- [Exercise prompt]: Copy out exactly the lines from the one containing "What data populates" to the last line of the records below, both included, and leave out any pictures.

──────── Data listing ────────

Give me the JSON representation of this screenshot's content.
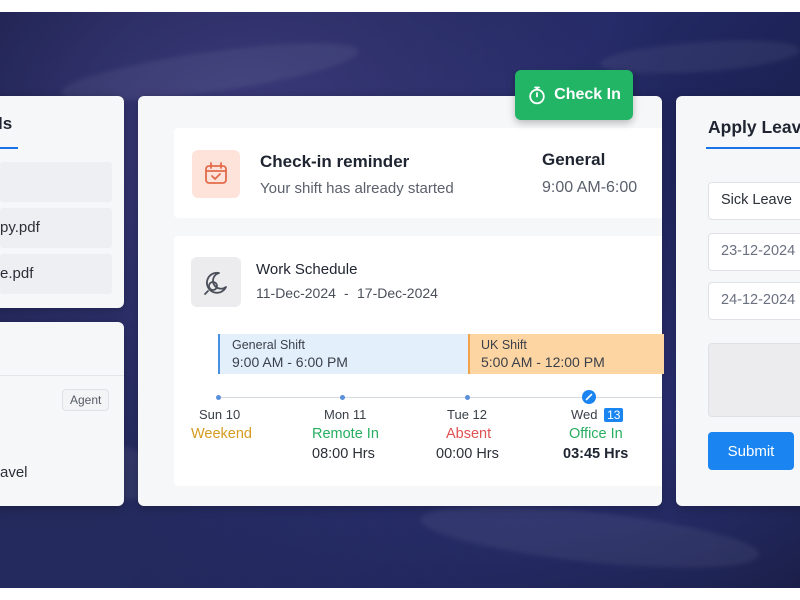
{
  "left_panel": {
    "title_fragment": "ls",
    "files": [
      "py.pdf",
      "e.pdf"
    ],
    "tag": "Agent",
    "list_item": "avel"
  },
  "check_in_button": {
    "label": "Check In",
    "icon": "stopwatch-icon"
  },
  "reminder": {
    "title": "Check-in reminder",
    "subtitle": "Your shift has already started",
    "shift_name": "General",
    "shift_time": "9:00 AM-6:00",
    "icon": "calendar-icon"
  },
  "schedule": {
    "title": "Work Schedule",
    "start": "11-Dec-2024",
    "separator": "-",
    "end": "17-Dec-2024",
    "icon": "moon-sun-icon",
    "shifts": [
      {
        "name": "General Shift",
        "time": "9:00 AM - 6:00 PM",
        "color": "#e3f0fc",
        "border": "#4a90e2"
      },
      {
        "name": "UK Shift",
        "time": "5:00 AM - 12:00 PM",
        "color": "#fcd5a3",
        "border": "#f0a34a"
      }
    ],
    "days": [
      {
        "name": "Sun",
        "date": "10",
        "status": "Weekend",
        "status_color": "#d49b1f",
        "hours": ""
      },
      {
        "name": "Mon",
        "date": "11",
        "status": "Remote In",
        "status_color": "#27ae60",
        "hours": "08:00 Hrs"
      },
      {
        "name": "Tue",
        "date": "12",
        "status": "Absent",
        "status_color": "#e05252",
        "hours": "00:00 Hrs"
      },
      {
        "name": "Wed",
        "date": "13",
        "status": "Office In",
        "status_color": "#27ae60",
        "hours": "03:45 Hrs",
        "today": true
      }
    ]
  },
  "apply_leave": {
    "title": "Apply Leav",
    "leave_type": "Sick Leave",
    "from_date": "23-12-2024",
    "to_date": "24-12-2024",
    "submit_label": "Submit"
  },
  "colors": {
    "accent": "#1a85f0",
    "success": "#22b565",
    "background": "#1d2355"
  }
}
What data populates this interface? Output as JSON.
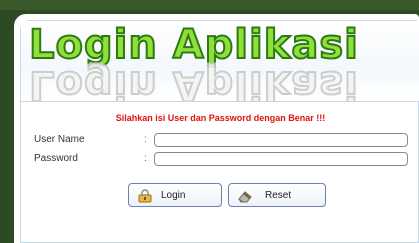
{
  "header": {
    "logo_text": "Login Aplikasi"
  },
  "message": "Silahkan isi User dan Password dengan Benar !!!",
  "form": {
    "username": {
      "label": "User Name",
      "colon": ":",
      "value": ""
    },
    "password": {
      "label": "Password",
      "colon": ":",
      "value": ""
    }
  },
  "buttons": {
    "login": {
      "label": "Login",
      "icon": "login-lock-icon"
    },
    "reset": {
      "label": "Reset",
      "icon": "eraser-icon"
    }
  },
  "colors": {
    "background": "#2e4a22",
    "logo_fill": "#8fe03a",
    "logo_stroke": "#2d7a12",
    "message": "#e01010",
    "button_border": "#6f7fb3"
  }
}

────────

- [Written response]:
What data populates this interface? Output as JSON.
{
  "header": {
    "logo_text": "Login Aplikasi"
  },
  "message": "Silahkan isi User dan Password dengan Benar !!!",
  "form": {
    "username": {
      "label": "User Name",
      "colon": ":",
      "value": ""
    },
    "password": {
      "label": "Password",
      "colon": ":",
      "value": ""
    }
  },
  "buttons": {
    "login": {
      "label": "Login",
      "icon": "login-lock-icon"
    },
    "reset": {
      "label": "Reset",
      "icon": "eraser-icon"
    }
  },
  "colors": {
    "background": "#2e4a22",
    "logo_fill": "#8fe03a",
    "logo_stroke": "#2d7a12",
    "message": "#e01010",
    "button_border": "#6f7fb3"
  }
}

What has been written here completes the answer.